Given request -> Below are records to transcribe exactly, without their pictures.

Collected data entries

+ + + +

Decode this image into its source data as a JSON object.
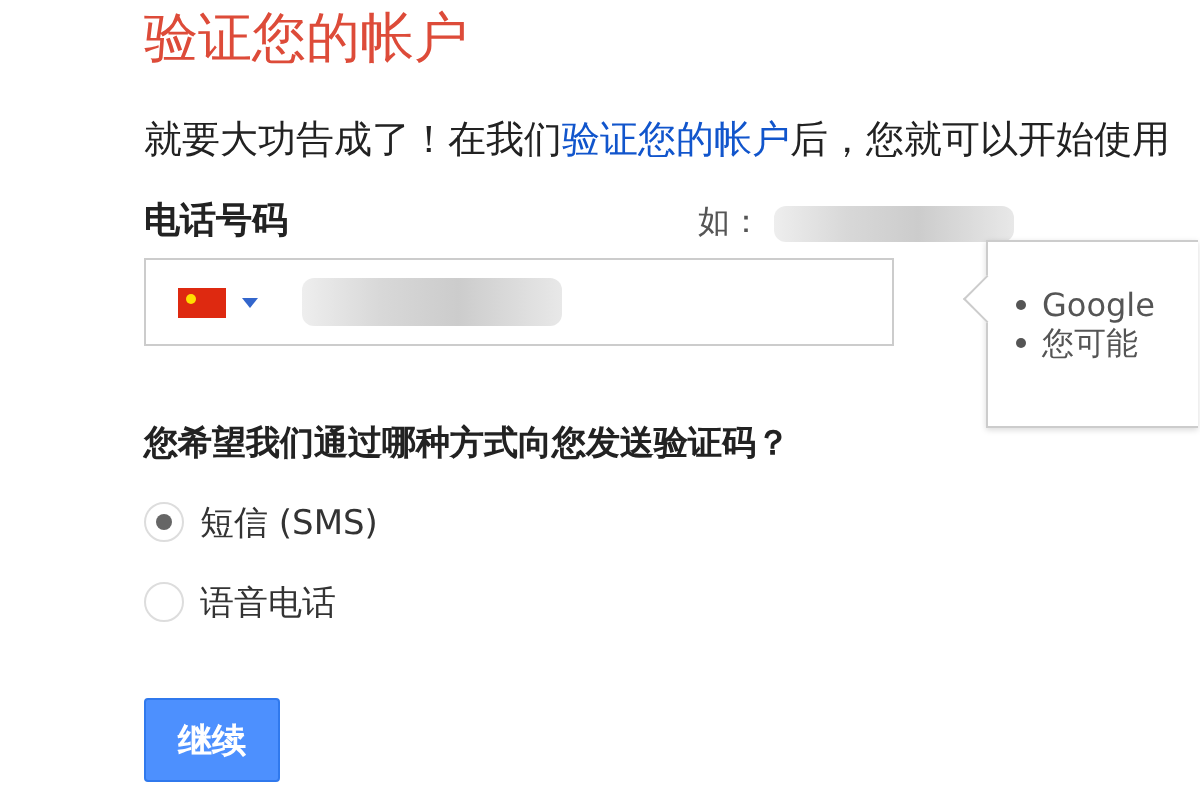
{
  "title": "验证您的帐户",
  "intro": {
    "before": "就要大功告成了！在我们",
    "link": "验证您的帐户",
    "after": "后，您就可以开始使用"
  },
  "phone": {
    "label": "电话号码",
    "example_label": "如："
  },
  "tooltip": {
    "items": [
      "Google",
      "您可能"
    ]
  },
  "question": "您希望我们通过哪种方式向您发送验证码？",
  "options": [
    {
      "label": "短信 (SMS)",
      "selected": true
    },
    {
      "label": "语音电话",
      "selected": false
    }
  ],
  "button": "继续"
}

+ + + +

Response to this task ->
Decode this image into its source data as a JSON object.
{
  "title": "验证您的帐户",
  "intro": {
    "before": "就要大功告成了！在我们",
    "link": "验证您的帐户",
    "after": "后，您就可以开始使用"
  },
  "phone": {
    "label": "电话号码",
    "example_label": "如："
  },
  "tooltip": {
    "items": [
      "Google",
      "您可能"
    ]
  },
  "question": "您希望我们通过哪种方式向您发送验证码？",
  "options": [
    {
      "label": "短信 (SMS)",
      "selected": true
    },
    {
      "label": "语音电话",
      "selected": false
    }
  ],
  "button": "继续"
}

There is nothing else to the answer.